> **WORK TO DO**: Transcribe the material below exactly as it appears.

> **SOURCE MATERIAL**:
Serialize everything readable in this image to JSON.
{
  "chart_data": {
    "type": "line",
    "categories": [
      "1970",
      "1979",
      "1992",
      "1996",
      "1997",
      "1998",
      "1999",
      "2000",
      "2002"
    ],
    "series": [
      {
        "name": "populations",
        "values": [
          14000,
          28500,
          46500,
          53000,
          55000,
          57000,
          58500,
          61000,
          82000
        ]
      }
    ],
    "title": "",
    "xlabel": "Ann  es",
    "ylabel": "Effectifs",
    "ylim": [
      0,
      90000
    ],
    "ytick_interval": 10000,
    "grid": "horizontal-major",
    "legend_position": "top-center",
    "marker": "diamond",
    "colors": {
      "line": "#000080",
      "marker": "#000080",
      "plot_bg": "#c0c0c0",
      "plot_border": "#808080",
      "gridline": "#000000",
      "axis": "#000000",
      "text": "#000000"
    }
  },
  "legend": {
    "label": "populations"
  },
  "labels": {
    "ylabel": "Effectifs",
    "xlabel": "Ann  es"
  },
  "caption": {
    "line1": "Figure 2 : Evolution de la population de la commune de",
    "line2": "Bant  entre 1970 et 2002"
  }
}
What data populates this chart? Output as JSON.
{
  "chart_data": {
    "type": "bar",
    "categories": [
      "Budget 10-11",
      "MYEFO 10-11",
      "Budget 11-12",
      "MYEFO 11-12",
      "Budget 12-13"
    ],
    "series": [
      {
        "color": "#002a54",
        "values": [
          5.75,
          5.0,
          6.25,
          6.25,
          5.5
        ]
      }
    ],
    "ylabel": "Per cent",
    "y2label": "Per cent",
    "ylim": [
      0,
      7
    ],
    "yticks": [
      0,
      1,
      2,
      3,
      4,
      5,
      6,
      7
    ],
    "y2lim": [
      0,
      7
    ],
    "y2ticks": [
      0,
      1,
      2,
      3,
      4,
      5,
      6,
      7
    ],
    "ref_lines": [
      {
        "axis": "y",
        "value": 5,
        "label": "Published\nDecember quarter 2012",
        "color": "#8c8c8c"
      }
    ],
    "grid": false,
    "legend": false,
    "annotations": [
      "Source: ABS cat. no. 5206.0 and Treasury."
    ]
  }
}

> **SOLUTION**:
Serialize everything readable in this image to JSON.
{
  "chart_data": {
    "type": "line",
    "categories": [
      "1970",
      "1979",
      "1992",
      "1996",
      "1997",
      "1998",
      "1999",
      "2000",
      "2002"
    ],
    "series": [
      {
        "name": "populations",
        "values": [
          14000,
          28500,
          46500,
          53000,
          55000,
          57000,
          58500,
          61000,
          82000
        ]
      }
    ],
    "title": "",
    "xlabel": "Ann  es",
    "ylabel": "Effectifs",
    "ylim": [
      0,
      90000
    ],
    "ytick_interval": 10000,
    "grid": "horizontal-major",
    "legend_position": "top-center",
    "marker": "diamond",
    "colors": {
      "line": "#000080",
      "marker": "#000080",
      "plot_bg": "#c0c0c0",
      "plot_border": "#808080",
      "gridline": "#000000",
      "axis": "#000000",
      "text": "#000000"
    }
  },
  "legend": {
    "label": "populations"
  },
  "labels": {
    "ylabel": "Effectifs",
    "xlabel": "Ann  es"
  },
  "caption": {
    "line1": "Figure 2 : Evolution de la population de la commune de",
    "line2": "Bant  entre 1970 et 2002"
  }
}
What data populates this chart? Output as JSON.
{
  "chart_data": {
    "type": "bar",
    "categories": [
      "Budget 10-11",
      "MYEFO 10-11",
      "Budget 11-12",
      "MYEFO 11-12",
      "Budget 12-13"
    ],
    "series": [
      {
        "color": "#002a54",
        "values": [
          5.75,
          5.0,
          6.25,
          6.25,
          5.5
        ]
      }
    ],
    "ylabel": "Per cent",
    "y2label": "Per cent",
    "ylim": [
      0,
      7
    ],
    "yticks": [
      0,
      1,
      2,
      3,
      4,
      5,
      6,
      7
    ],
    "y2lim": [
      0,
      7
    ],
    "y2ticks": [
      0,
      1,
      2,
      3,
      4,
      5,
      6,
      7
    ],
    "ref_lines": [
      {
        "axis": "y",
        "value": 5,
        "label": "Published\nDecember quarter 2012",
        "color": "#8c8c8c"
      }
    ],
    "grid": false,
    "legend": false,
    "annotations": [
      "Source: ABS cat. no. 5206.0 and Treasury."
    ]
  }
}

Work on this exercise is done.